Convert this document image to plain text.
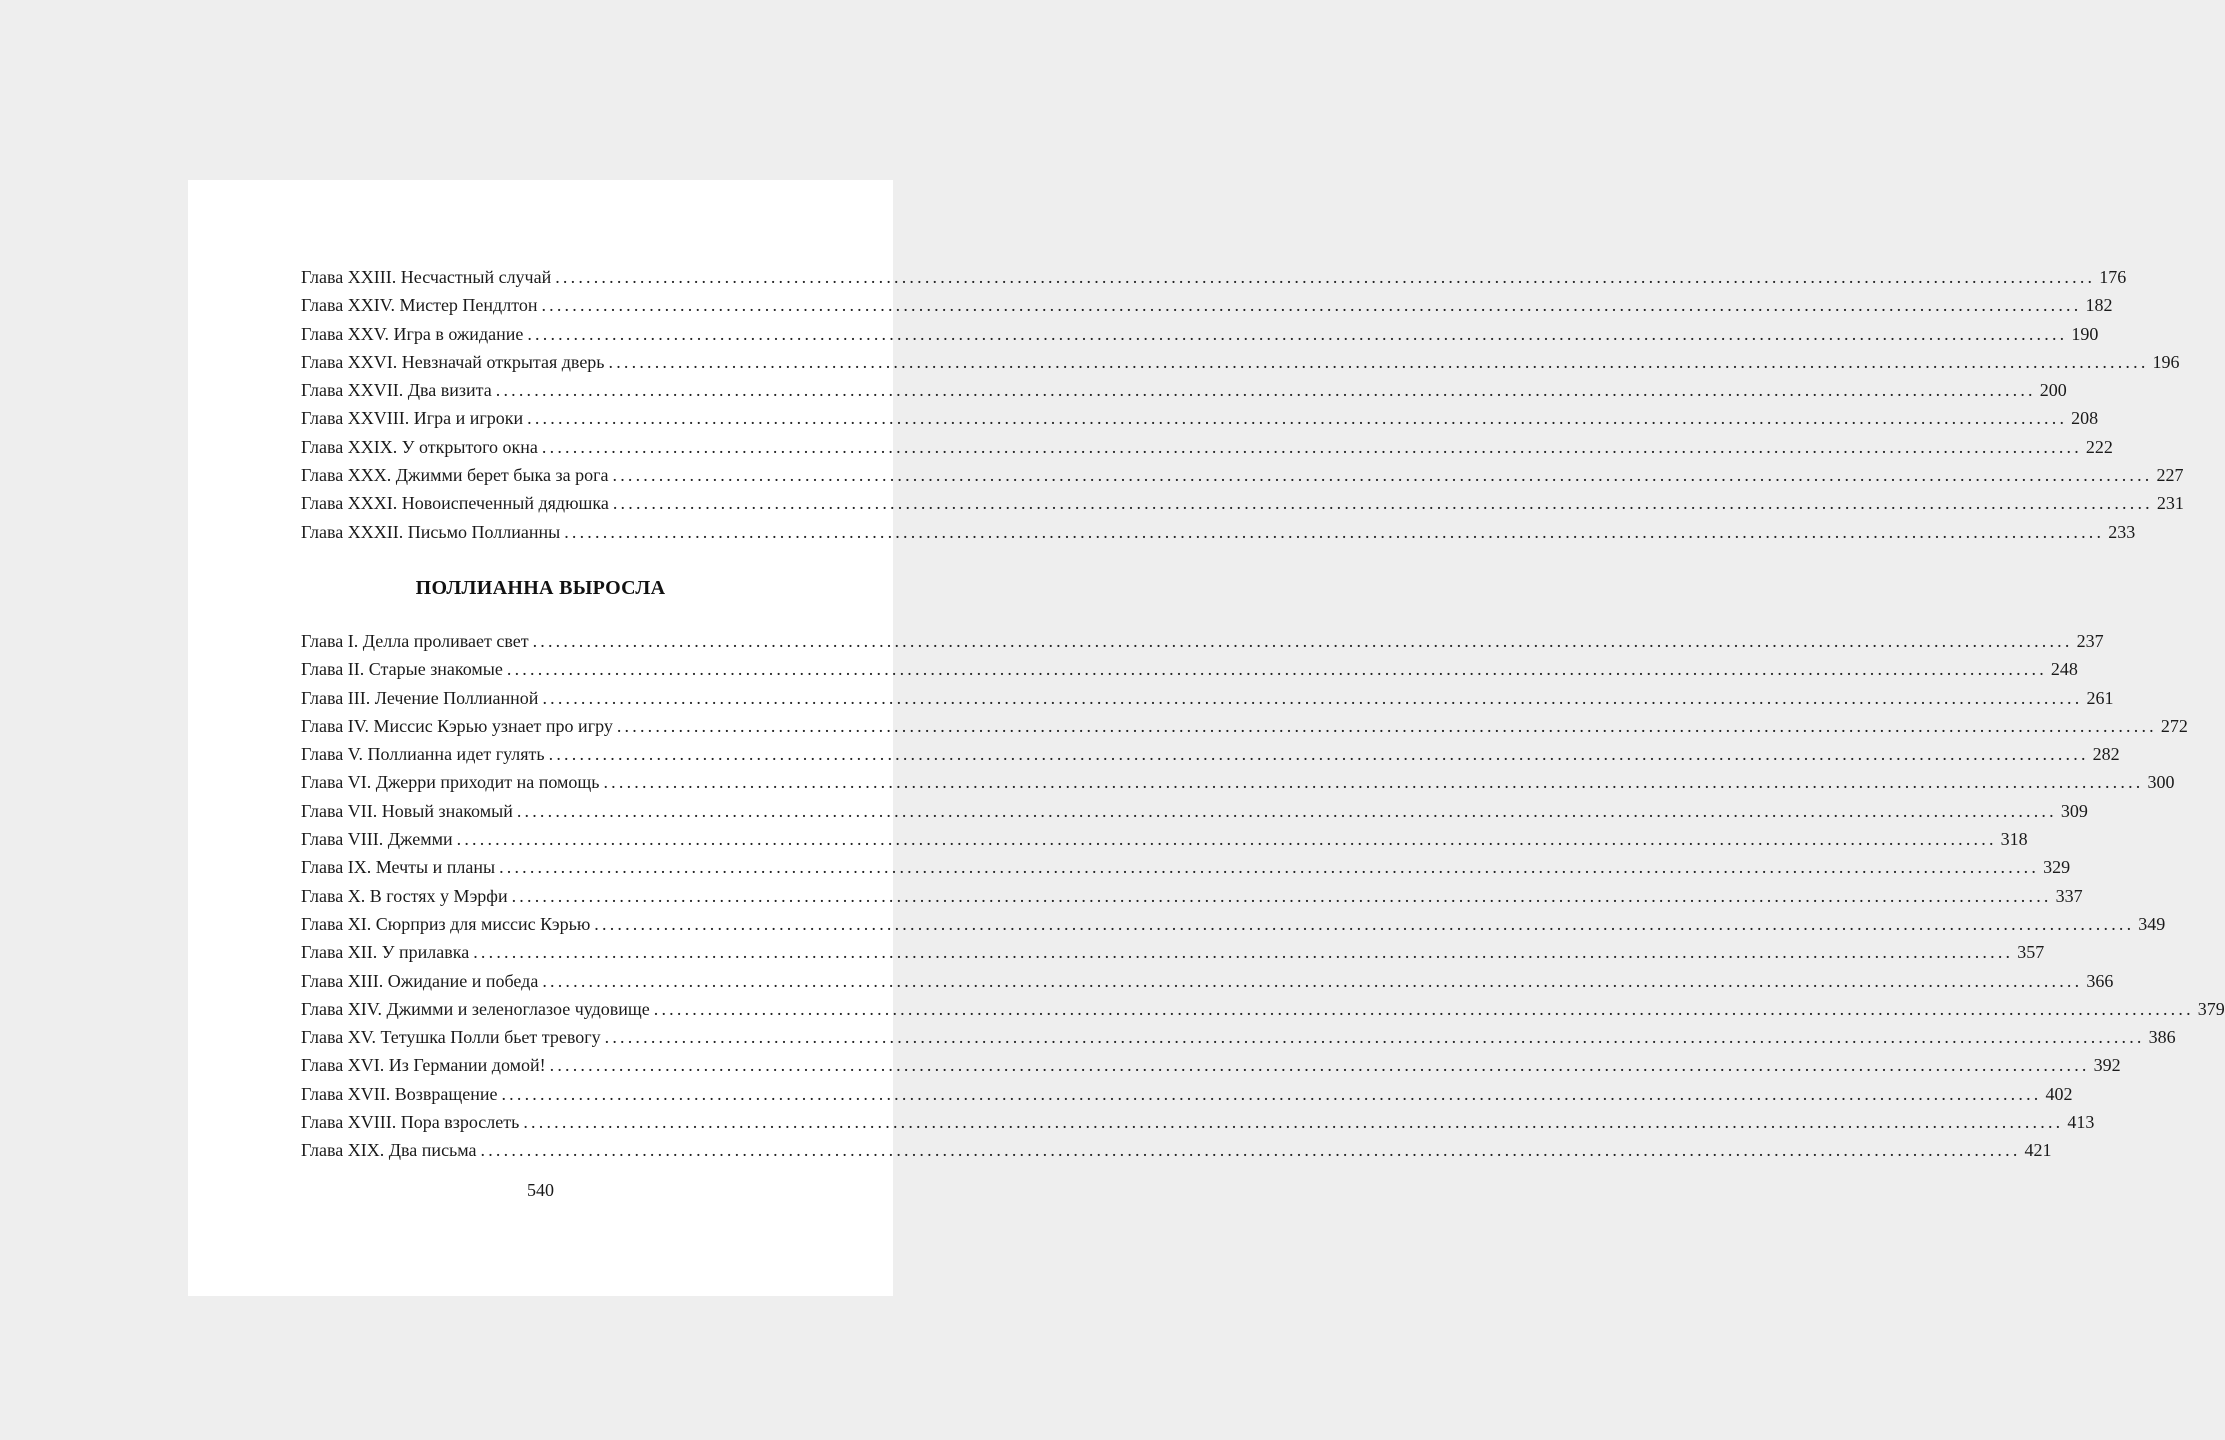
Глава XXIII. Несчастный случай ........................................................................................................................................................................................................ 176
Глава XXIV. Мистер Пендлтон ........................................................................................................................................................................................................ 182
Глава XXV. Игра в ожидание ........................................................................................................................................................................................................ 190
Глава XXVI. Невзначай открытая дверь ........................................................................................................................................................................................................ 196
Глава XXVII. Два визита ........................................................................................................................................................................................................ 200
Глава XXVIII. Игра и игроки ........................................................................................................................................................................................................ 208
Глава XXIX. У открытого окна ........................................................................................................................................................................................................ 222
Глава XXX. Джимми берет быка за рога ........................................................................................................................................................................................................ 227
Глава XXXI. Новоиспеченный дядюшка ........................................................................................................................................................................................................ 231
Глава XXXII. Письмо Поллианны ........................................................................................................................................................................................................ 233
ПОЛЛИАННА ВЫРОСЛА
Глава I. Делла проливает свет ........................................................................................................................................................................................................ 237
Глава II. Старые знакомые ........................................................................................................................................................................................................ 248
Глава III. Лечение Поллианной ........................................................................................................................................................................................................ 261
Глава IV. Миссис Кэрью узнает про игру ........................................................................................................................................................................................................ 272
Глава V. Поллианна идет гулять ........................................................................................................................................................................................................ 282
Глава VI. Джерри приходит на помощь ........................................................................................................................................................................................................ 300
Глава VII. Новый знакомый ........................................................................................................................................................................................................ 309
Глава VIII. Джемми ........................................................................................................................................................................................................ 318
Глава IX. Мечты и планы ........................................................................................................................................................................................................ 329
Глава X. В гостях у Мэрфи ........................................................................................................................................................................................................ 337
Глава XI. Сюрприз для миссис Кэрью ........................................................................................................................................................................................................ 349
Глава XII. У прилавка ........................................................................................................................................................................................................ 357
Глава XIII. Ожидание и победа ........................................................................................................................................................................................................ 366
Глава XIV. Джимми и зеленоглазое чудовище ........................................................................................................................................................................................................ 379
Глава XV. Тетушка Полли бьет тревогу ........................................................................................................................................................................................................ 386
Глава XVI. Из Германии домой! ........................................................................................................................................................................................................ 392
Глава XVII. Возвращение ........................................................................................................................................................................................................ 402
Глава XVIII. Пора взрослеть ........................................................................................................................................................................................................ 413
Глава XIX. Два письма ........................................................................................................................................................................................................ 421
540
...
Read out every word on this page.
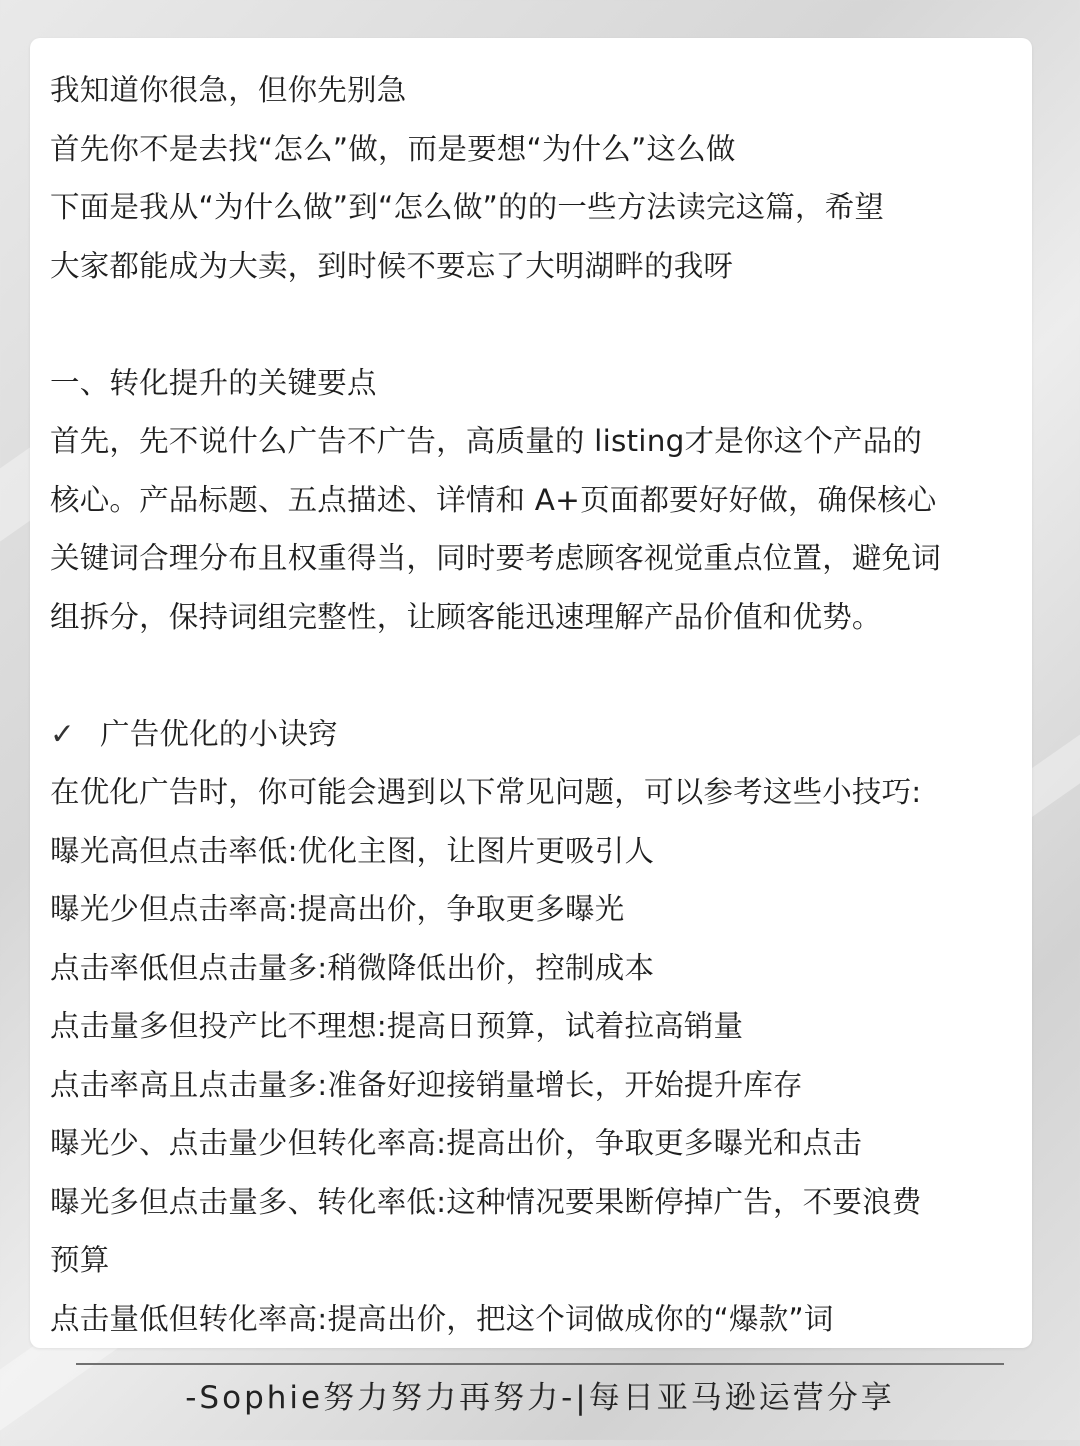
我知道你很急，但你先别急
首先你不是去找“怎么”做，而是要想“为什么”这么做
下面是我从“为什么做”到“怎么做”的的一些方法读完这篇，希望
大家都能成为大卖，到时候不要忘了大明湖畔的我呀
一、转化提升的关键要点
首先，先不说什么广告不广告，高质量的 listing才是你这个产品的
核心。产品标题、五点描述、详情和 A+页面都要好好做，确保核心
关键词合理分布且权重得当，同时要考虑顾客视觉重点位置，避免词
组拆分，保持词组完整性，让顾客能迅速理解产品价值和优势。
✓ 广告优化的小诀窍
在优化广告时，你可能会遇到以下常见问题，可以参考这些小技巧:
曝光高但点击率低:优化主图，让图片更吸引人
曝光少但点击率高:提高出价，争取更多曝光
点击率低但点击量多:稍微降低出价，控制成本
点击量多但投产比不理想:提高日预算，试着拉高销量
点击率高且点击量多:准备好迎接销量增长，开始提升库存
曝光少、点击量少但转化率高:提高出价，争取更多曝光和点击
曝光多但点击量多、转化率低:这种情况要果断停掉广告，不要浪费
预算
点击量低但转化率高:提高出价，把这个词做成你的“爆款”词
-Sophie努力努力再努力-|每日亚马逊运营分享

_Aim_
Find each line that has the word "Кэрью", then copy it out.

_The reply_
Глава IV. Миссис Кэрью узнает про игру ........................................................................................................................................................................................................ 272
Глава XI. Сюрприз для миссис Кэрью ........................................................................................................................................................................................................ 349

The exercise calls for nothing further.